_Task details_. Identify the lines containing the word "подвергшимся". Copy each one.

Records from a data collection:
## START

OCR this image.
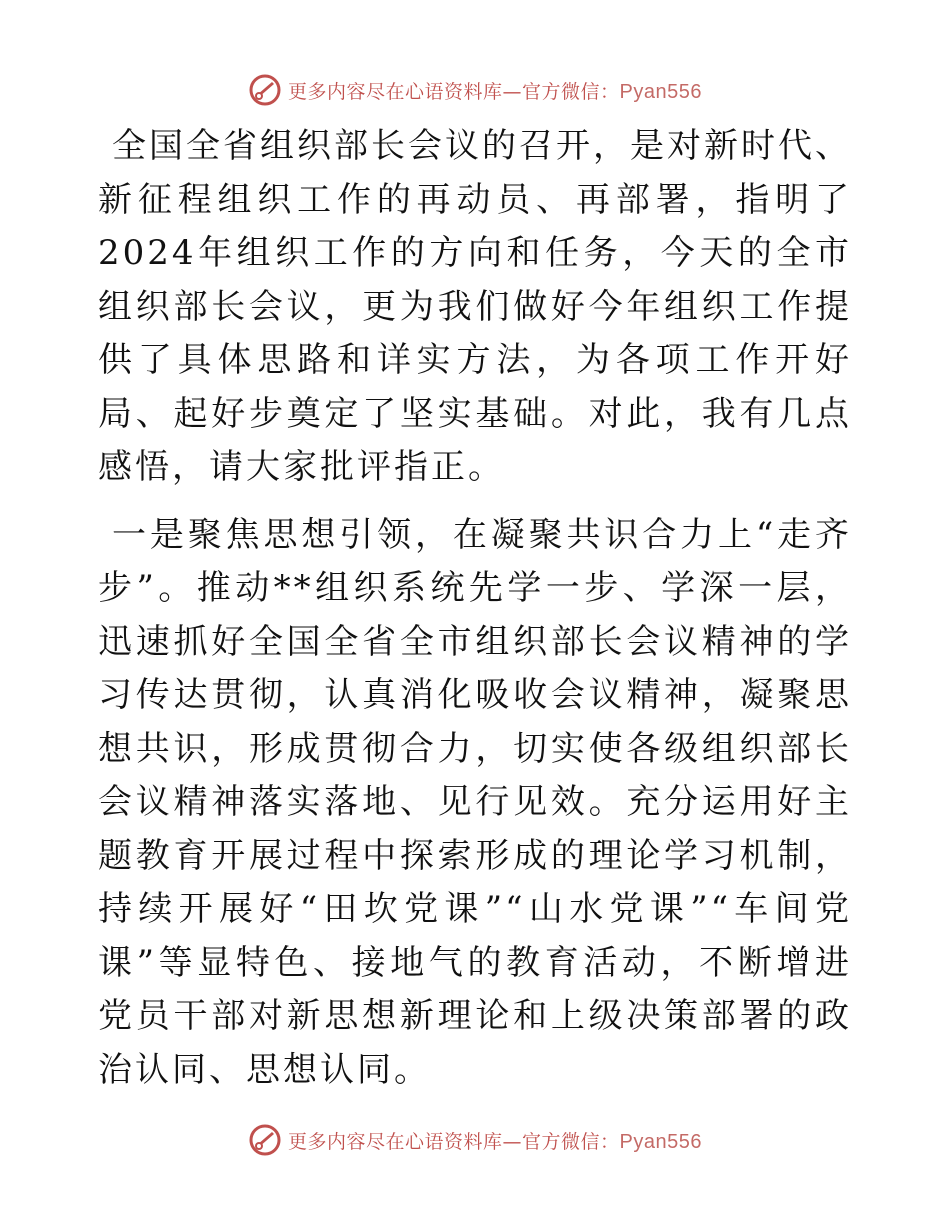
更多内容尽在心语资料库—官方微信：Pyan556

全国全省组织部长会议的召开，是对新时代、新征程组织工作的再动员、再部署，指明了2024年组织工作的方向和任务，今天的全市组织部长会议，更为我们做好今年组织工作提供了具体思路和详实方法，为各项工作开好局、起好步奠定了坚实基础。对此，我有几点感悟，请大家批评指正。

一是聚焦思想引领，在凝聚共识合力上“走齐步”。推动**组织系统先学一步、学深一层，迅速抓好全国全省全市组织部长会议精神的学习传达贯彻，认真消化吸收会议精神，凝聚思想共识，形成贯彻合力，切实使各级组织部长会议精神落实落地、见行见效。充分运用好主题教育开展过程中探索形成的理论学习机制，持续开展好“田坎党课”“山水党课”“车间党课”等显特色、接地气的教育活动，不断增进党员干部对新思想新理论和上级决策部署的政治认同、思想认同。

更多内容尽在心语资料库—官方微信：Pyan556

## END
## START

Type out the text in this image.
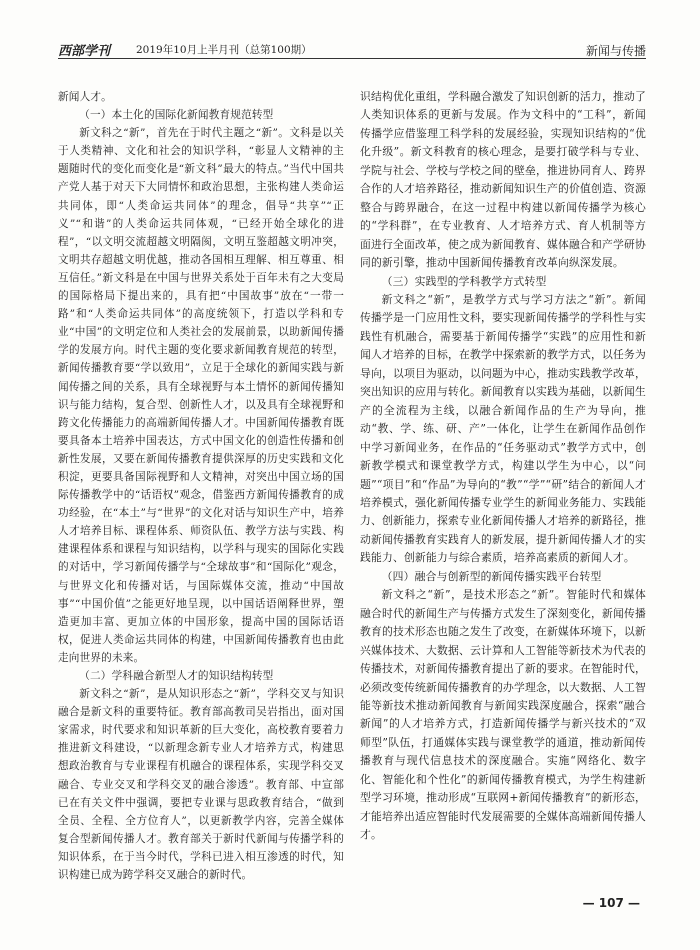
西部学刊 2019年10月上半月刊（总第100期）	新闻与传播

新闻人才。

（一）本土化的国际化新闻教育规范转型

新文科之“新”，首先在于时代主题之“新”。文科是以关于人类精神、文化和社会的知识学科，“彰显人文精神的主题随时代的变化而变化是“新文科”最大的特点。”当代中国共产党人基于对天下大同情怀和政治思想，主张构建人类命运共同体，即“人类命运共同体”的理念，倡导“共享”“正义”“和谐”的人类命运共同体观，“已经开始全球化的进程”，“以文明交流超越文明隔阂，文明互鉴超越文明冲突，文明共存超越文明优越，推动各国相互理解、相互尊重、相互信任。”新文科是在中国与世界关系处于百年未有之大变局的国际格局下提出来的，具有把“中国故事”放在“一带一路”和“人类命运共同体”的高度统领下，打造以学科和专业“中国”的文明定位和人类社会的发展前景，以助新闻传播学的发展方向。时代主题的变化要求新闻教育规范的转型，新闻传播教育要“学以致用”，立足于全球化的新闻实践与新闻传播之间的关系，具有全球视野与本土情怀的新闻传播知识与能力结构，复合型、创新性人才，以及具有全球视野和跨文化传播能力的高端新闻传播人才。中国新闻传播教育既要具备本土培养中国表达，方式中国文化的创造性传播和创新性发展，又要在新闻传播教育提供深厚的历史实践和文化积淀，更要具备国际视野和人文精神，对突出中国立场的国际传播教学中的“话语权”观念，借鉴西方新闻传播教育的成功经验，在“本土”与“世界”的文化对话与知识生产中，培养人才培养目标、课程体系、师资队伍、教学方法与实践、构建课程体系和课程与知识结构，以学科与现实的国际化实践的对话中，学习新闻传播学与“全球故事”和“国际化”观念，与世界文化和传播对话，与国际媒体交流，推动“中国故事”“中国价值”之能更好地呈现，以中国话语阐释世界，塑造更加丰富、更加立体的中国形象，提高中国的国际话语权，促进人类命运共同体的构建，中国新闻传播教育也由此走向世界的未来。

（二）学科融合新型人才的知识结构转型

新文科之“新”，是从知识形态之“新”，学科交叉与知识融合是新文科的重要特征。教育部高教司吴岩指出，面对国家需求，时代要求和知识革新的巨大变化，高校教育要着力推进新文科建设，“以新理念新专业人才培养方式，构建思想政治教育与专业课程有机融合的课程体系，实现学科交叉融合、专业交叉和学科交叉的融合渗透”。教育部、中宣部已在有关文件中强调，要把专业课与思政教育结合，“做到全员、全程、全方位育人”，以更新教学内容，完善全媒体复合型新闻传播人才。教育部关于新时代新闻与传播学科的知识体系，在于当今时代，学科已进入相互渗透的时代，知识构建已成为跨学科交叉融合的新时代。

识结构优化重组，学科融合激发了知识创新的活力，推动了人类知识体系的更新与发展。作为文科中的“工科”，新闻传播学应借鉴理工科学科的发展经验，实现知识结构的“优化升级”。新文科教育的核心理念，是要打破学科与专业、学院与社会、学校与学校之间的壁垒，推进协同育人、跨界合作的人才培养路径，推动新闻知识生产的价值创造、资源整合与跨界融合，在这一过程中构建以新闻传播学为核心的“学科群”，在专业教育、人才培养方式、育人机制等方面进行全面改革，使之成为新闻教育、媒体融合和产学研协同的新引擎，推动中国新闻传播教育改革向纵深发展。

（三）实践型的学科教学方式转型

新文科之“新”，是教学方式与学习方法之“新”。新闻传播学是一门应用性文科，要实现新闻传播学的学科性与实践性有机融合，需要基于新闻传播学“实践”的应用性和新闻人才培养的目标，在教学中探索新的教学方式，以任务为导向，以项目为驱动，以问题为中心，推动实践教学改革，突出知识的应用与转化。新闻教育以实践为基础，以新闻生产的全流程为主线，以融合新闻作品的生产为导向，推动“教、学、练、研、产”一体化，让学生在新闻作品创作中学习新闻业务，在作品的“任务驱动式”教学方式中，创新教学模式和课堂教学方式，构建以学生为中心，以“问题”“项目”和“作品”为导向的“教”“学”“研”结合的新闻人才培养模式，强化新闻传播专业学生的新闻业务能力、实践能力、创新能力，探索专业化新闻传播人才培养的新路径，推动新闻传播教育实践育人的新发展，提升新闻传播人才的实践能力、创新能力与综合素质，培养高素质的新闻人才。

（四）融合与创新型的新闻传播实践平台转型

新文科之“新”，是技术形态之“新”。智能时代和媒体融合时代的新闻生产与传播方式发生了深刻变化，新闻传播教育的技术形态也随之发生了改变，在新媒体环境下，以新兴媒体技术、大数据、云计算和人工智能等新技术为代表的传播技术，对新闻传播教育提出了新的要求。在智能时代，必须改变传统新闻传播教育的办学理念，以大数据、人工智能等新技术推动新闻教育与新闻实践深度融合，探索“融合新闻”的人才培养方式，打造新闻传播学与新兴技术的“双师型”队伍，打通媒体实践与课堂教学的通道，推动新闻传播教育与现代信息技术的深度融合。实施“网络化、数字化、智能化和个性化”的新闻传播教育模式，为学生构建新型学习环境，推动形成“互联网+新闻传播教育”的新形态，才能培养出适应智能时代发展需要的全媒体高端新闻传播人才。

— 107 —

## END
## START

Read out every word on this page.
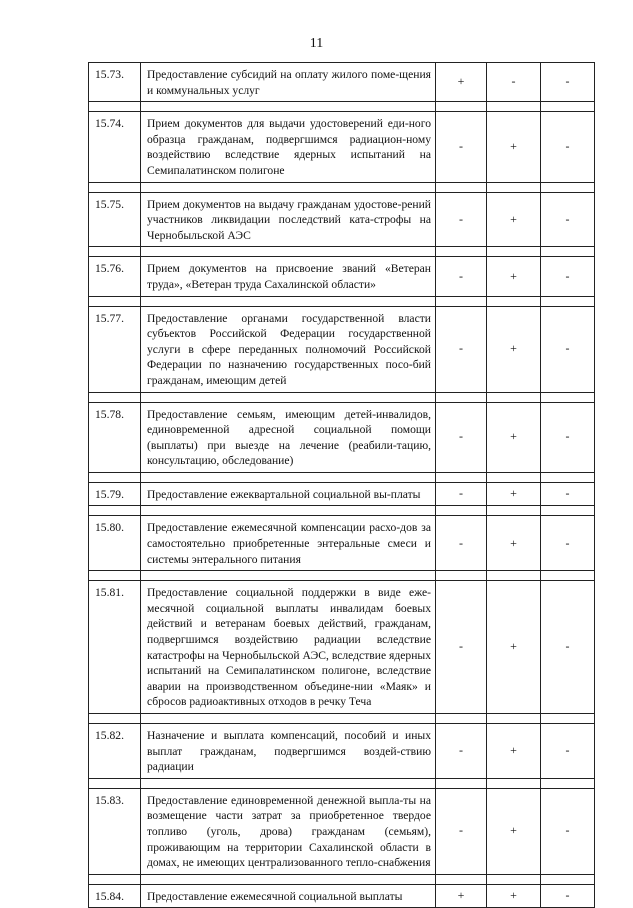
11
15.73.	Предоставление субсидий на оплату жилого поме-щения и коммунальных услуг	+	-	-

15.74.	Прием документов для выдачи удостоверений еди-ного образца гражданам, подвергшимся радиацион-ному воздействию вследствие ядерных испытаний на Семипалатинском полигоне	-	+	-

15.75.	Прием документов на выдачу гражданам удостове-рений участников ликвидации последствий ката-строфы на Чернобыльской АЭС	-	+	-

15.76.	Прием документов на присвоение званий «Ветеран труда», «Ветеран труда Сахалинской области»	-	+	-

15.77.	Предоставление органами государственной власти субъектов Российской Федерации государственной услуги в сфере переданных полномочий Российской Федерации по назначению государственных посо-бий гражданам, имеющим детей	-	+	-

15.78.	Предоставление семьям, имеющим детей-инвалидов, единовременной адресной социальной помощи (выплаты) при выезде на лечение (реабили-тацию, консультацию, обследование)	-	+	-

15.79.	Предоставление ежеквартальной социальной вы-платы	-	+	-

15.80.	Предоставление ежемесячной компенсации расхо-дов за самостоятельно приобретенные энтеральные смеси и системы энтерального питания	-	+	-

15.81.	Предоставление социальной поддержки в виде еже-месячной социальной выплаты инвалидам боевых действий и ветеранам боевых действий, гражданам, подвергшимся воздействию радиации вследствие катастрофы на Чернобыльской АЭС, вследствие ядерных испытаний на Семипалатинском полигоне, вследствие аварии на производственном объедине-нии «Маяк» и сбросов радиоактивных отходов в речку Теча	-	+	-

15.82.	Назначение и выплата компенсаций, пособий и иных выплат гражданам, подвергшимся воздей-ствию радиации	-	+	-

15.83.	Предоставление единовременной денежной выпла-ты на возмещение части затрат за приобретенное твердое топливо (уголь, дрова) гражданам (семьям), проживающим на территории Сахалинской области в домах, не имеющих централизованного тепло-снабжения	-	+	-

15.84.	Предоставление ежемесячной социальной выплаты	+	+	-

## END

_Task response_.
15.74.	Прием документов для выдачи удостоверений еди-ного образца гражданам, подвергшимся радиацион-ному воздействию вследствие ядерных испытаний на Семипалатинском полигоне	-	+	-
15.81.	Предоставление социальной поддержки в виде еже-месячной социальной выплаты инвалидам боевых действий и ветеранам боевых действий, гражданам, подвергшимся воздействию радиации вследствие катастрофы на Чернобыльской АЭС, вследствие ядерных испытаний на Семипалатинском полигоне, вследствие аварии на производственном объедине-нии «Маяк» и сбросов радиоактивных отходов в речку Теча	-	+	-
15.82.	Назначение и выплата компенсаций, пособий и иных выплат гражданам, подвергшимся воздей-ствию радиации	-	+	-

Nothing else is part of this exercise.